## START SUPPLIED MATERIAL

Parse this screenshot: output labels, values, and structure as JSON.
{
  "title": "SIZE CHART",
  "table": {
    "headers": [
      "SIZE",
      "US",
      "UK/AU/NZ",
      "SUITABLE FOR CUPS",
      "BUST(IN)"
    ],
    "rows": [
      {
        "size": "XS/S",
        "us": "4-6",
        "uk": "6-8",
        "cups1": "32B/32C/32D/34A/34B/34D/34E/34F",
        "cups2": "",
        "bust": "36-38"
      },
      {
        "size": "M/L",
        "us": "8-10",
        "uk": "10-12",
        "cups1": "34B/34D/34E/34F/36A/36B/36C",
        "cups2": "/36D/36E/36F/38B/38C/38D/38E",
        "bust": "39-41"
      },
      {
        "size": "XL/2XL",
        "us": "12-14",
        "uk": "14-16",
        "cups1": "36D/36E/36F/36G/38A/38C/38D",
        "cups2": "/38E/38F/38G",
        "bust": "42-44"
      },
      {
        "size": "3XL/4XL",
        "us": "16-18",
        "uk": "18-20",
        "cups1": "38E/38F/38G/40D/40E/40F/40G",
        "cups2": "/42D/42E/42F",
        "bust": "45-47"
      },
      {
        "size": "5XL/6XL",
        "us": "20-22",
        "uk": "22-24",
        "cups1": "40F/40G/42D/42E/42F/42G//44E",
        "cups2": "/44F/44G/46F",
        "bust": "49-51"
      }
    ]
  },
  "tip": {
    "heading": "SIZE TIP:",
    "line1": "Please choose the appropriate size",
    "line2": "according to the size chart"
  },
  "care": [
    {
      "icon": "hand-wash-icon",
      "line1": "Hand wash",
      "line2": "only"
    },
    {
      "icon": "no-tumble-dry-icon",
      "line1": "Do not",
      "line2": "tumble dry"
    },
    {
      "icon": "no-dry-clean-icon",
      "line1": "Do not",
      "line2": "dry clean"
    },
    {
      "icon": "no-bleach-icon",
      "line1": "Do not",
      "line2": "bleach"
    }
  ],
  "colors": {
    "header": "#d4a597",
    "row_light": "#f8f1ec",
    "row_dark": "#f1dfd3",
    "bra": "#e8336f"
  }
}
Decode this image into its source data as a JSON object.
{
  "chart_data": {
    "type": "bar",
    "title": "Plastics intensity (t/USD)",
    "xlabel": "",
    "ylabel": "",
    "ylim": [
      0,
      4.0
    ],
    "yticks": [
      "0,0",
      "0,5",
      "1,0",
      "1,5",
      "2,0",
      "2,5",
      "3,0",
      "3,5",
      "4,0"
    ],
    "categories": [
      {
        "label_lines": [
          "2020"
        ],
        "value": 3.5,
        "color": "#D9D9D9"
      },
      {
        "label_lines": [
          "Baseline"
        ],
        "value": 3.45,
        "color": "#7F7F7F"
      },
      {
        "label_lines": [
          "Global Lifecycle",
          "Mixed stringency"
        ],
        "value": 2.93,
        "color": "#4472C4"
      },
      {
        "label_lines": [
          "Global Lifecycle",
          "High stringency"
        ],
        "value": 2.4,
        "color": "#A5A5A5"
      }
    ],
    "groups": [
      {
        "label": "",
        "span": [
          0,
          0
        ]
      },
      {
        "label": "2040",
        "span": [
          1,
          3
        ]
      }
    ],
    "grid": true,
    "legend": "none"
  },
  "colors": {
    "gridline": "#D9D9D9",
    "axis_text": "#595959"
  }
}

## END SUPPLIED MATERIAL

# WORK INSTRUCTIONS
Reproduce the records word for word.

# FULL RESPONSE
Parse this screenshot: output labels, values, and structure as JSON.
{
  "title": "SIZE CHART",
  "table": {
    "headers": [
      "SIZE",
      "US",
      "UK/AU/NZ",
      "SUITABLE FOR CUPS",
      "BUST(IN)"
    ],
    "rows": [
      {
        "size": "XS/S",
        "us": "4-6",
        "uk": "6-8",
        "cups1": "32B/32C/32D/34A/34B/34D/34E/34F",
        "cups2": "",
        "bust": "36-38"
      },
      {
        "size": "M/L",
        "us": "8-10",
        "uk": "10-12",
        "cups1": "34B/34D/34E/34F/36A/36B/36C",
        "cups2": "/36D/36E/36F/38B/38C/38D/38E",
        "bust": "39-41"
      },
      {
        "size": "XL/2XL",
        "us": "12-14",
        "uk": "14-16",
        "cups1": "36D/36E/36F/36G/38A/38C/38D",
        "cups2": "/38E/38F/38G",
        "bust": "42-44"
      },
      {
        "size": "3XL/4XL",
        "us": "16-18",
        "uk": "18-20",
        "cups1": "38E/38F/38G/40D/40E/40F/40G",
        "cups2": "/42D/42E/42F",
        "bust": "45-47"
      },
      {
        "size": "5XL/6XL",
        "us": "20-22",
        "uk": "22-24",
        "cups1": "40F/40G/42D/42E/42F/42G//44E",
        "cups2": "/44F/44G/46F",
        "bust": "49-51"
      }
    ]
  },
  "tip": {
    "heading": "SIZE TIP:",
    "line1": "Please choose the appropriate size",
    "line2": "according to the size chart"
  },
  "care": [
    {
      "icon": "hand-wash-icon",
      "line1": "Hand wash",
      "line2": "only"
    },
    {
      "icon": "no-tumble-dry-icon",
      "line1": "Do not",
      "line2": "tumble dry"
    },
    {
      "icon": "no-dry-clean-icon",
      "line1": "Do not",
      "line2": "dry clean"
    },
    {
      "icon": "no-bleach-icon",
      "line1": "Do not",
      "line2": "bleach"
    }
  ],
  "colors": {
    "header": "#d4a597",
    "row_light": "#f8f1ec",
    "row_dark": "#f1dfd3",
    "bra": "#e8336f"
  }
}
Decode this image into its source data as a JSON object.
{
  "chart_data": {
    "type": "bar",
    "title": "Plastics intensity (t/USD)",
    "xlabel": "",
    "ylabel": "",
    "ylim": [
      0,
      4.0
    ],
    "yticks": [
      "0,0",
      "0,5",
      "1,0",
      "1,5",
      "2,0",
      "2,5",
      "3,0",
      "3,5",
      "4,0"
    ],
    "categories": [
      {
        "label_lines": [
          "2020"
        ],
        "value": 3.5,
        "color": "#D9D9D9"
      },
      {
        "label_lines": [
          "Baseline"
        ],
        "value": 3.45,
        "color": "#7F7F7F"
      },
      {
        "label_lines": [
          "Global Lifecycle",
          "Mixed stringency"
        ],
        "value": 2.93,
        "color": "#4472C4"
      },
      {
        "label_lines": [
          "Global Lifecycle",
          "High stringency"
        ],
        "value": 2.4,
        "color": "#A5A5A5"
      }
    ],
    "groups": [
      {
        "label": "",
        "span": [
          0,
          0
        ]
      },
      {
        "label": "2040",
        "span": [
          1,
          3
        ]
      }
    ],
    "grid": true,
    "legend": "none"
  },
  "colors": {
    "gridline": "#D9D9D9",
    "axis_text": "#595959"
  }
}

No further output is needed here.